[START Entries provided]

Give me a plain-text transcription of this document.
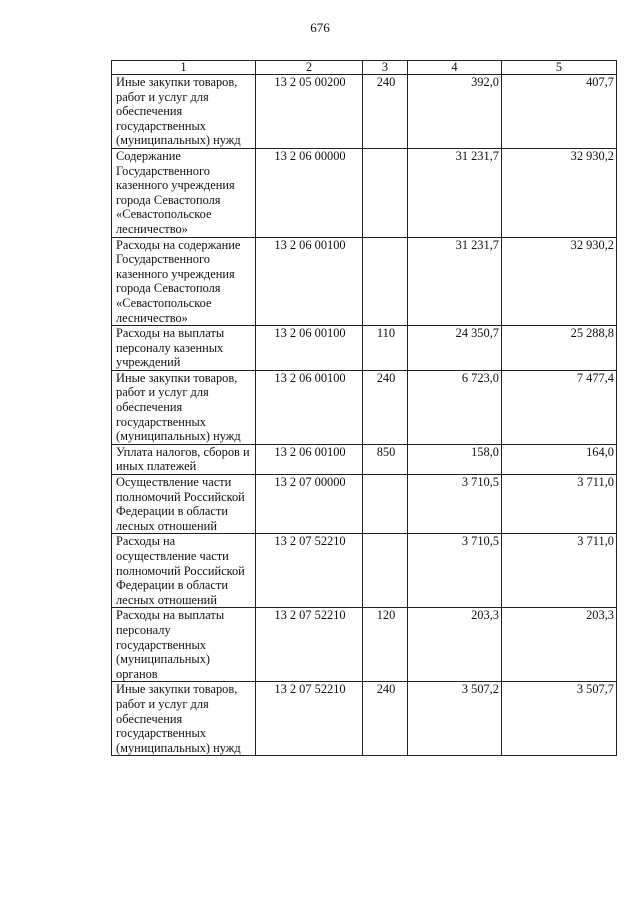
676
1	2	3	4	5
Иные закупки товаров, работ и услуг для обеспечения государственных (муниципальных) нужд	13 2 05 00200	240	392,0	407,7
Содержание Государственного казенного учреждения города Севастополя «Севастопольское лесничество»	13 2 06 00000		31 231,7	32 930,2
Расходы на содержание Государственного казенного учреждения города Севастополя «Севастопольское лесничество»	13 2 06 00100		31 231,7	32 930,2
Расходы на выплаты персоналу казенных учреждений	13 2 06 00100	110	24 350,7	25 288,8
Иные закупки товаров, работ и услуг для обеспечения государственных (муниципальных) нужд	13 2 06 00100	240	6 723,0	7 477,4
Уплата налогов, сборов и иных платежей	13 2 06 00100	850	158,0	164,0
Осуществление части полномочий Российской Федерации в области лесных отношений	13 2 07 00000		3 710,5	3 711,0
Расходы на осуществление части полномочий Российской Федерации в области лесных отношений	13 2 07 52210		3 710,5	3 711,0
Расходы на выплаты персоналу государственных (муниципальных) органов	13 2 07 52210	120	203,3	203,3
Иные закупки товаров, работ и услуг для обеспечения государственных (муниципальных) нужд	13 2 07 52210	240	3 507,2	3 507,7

[END Entries provided]
[START Entries provided]

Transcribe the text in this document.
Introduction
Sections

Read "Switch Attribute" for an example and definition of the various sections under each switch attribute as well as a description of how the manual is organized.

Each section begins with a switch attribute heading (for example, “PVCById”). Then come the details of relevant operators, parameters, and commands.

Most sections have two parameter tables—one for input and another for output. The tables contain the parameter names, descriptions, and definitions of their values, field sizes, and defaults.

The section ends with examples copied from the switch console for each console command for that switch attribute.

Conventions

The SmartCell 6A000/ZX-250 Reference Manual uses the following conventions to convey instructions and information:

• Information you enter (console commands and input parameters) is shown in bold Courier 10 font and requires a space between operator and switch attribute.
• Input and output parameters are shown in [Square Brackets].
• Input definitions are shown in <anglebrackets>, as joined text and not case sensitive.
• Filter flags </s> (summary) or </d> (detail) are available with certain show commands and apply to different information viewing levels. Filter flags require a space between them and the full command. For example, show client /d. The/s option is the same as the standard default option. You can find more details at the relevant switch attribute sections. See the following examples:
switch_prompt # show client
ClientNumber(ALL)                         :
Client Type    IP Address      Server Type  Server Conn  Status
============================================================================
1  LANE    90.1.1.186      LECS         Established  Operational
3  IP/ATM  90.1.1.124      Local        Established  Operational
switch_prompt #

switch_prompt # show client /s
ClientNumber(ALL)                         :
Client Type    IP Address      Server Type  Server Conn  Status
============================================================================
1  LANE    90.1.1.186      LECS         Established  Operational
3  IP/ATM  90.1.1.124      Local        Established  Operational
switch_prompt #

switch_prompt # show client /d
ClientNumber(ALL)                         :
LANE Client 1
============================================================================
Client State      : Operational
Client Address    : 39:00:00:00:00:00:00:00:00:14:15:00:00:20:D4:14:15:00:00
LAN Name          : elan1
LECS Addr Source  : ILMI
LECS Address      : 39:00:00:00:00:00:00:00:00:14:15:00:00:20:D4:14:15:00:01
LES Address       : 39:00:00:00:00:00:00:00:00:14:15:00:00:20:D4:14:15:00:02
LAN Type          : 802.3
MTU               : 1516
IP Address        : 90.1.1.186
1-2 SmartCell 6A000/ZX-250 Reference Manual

[END Entries provided]

§ **Task prompt**
In the records above, how many lines contain the string "работ"? State that number only.

§ **Answer**
3